SET EXERCISE:
Locate all lines with the word "Temperatura" and copy them out.

Chart and figure data:

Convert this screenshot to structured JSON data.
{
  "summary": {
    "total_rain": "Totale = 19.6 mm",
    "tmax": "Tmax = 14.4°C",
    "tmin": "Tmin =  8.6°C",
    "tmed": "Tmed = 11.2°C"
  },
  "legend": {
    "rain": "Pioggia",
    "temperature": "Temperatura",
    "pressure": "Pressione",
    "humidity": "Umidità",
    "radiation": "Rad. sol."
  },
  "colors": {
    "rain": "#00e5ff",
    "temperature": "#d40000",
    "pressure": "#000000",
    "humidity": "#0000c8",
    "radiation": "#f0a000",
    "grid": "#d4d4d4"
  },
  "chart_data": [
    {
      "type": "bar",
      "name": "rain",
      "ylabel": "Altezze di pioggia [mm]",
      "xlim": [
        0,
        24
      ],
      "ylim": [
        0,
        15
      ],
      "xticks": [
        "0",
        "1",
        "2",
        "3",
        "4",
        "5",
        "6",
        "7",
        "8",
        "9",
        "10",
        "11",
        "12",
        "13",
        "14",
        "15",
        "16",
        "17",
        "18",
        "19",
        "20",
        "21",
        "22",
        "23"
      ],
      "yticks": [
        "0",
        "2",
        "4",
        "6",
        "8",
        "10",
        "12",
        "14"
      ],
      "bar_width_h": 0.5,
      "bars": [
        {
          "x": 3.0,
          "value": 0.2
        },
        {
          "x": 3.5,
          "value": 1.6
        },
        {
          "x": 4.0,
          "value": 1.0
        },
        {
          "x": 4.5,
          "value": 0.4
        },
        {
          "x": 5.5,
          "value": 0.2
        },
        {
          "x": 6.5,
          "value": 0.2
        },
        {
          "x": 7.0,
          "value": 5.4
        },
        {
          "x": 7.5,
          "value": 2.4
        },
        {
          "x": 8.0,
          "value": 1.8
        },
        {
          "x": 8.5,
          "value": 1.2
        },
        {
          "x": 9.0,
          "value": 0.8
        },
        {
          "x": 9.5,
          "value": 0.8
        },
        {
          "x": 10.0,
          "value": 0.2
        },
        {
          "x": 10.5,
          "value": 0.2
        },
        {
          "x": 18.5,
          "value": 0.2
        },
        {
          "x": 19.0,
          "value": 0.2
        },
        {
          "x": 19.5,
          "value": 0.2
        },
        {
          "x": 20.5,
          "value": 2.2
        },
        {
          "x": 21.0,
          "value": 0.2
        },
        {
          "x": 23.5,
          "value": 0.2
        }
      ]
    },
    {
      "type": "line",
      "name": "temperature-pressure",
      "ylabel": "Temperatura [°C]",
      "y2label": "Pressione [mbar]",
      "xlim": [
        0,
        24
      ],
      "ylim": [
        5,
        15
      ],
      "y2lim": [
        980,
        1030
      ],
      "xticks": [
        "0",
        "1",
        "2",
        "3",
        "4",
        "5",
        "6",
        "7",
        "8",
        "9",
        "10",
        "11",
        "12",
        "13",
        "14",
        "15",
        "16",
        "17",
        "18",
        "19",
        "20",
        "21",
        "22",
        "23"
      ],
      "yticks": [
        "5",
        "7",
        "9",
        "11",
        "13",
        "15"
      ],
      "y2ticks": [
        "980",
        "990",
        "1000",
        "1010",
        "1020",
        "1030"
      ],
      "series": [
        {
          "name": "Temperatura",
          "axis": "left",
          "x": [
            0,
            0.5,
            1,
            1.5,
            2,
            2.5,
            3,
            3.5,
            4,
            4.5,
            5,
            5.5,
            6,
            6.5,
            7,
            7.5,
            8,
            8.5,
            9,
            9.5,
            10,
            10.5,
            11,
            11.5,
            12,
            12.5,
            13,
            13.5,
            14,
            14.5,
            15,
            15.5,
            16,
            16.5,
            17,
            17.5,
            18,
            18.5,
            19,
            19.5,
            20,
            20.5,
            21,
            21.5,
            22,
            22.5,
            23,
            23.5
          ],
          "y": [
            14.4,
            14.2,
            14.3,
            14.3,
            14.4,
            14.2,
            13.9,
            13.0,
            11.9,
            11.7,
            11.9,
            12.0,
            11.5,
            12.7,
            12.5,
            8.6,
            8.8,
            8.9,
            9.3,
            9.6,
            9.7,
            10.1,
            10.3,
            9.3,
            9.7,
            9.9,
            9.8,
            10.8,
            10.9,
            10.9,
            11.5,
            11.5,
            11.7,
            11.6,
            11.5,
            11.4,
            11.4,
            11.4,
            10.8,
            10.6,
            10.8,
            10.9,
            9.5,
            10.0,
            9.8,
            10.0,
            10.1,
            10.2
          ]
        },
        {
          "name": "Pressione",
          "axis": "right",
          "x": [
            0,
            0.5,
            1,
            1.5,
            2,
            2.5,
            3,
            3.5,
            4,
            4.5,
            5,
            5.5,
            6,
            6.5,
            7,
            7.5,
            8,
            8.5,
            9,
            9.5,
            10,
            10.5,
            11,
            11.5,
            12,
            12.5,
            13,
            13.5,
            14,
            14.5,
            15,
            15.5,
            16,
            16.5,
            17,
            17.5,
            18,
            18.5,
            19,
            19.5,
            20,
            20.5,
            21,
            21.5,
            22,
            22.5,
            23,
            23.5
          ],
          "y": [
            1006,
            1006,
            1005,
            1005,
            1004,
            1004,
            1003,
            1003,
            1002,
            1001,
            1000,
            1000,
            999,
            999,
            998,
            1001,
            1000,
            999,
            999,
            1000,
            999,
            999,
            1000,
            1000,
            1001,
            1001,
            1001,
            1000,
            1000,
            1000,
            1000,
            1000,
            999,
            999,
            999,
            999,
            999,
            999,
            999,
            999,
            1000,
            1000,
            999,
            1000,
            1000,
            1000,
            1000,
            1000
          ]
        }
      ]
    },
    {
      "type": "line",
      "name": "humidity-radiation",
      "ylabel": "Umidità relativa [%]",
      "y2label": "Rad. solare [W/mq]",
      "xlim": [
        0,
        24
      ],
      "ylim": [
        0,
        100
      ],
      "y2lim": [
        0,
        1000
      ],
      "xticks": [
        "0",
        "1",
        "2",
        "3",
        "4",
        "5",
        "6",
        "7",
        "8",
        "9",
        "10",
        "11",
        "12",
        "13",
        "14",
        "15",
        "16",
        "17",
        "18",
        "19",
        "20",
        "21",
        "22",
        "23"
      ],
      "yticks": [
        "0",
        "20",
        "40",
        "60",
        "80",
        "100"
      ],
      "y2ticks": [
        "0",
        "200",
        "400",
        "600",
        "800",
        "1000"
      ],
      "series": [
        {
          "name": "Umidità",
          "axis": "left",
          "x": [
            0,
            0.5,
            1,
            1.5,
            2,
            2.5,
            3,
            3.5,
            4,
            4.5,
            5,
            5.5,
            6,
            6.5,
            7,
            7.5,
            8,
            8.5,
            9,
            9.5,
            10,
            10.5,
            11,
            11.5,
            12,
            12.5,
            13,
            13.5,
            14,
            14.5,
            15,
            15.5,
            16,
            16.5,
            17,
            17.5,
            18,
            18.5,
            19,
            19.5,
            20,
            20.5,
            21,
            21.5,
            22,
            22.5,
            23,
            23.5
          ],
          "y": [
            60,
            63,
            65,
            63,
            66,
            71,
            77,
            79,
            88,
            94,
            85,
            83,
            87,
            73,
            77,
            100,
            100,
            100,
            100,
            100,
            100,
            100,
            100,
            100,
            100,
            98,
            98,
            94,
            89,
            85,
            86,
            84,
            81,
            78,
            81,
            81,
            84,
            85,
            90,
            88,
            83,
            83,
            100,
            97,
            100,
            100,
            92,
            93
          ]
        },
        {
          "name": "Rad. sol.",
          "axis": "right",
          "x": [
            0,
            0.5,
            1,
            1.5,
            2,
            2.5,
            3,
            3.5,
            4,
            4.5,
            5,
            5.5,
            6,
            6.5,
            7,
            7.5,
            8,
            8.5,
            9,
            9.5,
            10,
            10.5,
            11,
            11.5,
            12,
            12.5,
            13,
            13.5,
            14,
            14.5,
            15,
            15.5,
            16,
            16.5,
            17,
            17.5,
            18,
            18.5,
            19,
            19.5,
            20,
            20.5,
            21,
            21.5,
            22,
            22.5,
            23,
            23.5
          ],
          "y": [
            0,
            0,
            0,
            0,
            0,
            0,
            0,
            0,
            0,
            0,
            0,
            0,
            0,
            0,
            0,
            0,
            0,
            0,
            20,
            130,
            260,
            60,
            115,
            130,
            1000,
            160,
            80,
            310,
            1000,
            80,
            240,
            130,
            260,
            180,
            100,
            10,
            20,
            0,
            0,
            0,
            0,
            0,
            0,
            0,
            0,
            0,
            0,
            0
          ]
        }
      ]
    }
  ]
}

COMPLETE OUTPUT:
    "temperature": "Temperatura",
      "ylabel": "Temperatura [°C]",
          "name": "Temperatura",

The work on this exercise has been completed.